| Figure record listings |
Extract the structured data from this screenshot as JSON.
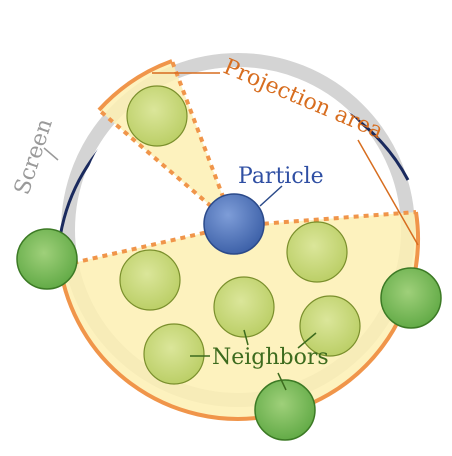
{
  "labels": {
    "particle": "Particle",
    "projection_area": "Projection area",
    "screen": "Screen",
    "neighbors": "Neighbors"
  },
  "colors": {
    "screen_ring": "#d4d4d4",
    "screen_arc": "#1a2a5e",
    "projection_stroke": "#f0954a",
    "projection_fill": "#fdf0b3",
    "particle_fill": "#4f74b8",
    "neighbor_inner_fill": "#cad97a",
    "neighbor_outer_fill": "#7dbb5a",
    "particle_label": "#2f4fa3",
    "projection_label": "#d76d1f",
    "neighbors_label": "#3d6b1e",
    "screen_label": "#9a9a9a"
  }
}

| STATED TASK |
All preceding records should be duplicated verbatim, images excepted.

| WRITTEN RESPONSE |
Extract the structured data from this screenshot as JSON.
{
  "labels": {
    "particle": "Particle",
    "projection_area": "Projection area",
    "screen": "Screen",
    "neighbors": "Neighbors"
  },
  "colors": {
    "screen_ring": "#d4d4d4",
    "screen_arc": "#1a2a5e",
    "projection_stroke": "#f0954a",
    "projection_fill": "#fdf0b3",
    "particle_fill": "#4f74b8",
    "neighbor_inner_fill": "#cad97a",
    "neighbor_outer_fill": "#7dbb5a",
    "particle_label": "#2f4fa3",
    "projection_label": "#d76d1f",
    "neighbors_label": "#3d6b1e",
    "screen_label": "#9a9a9a"
  }
}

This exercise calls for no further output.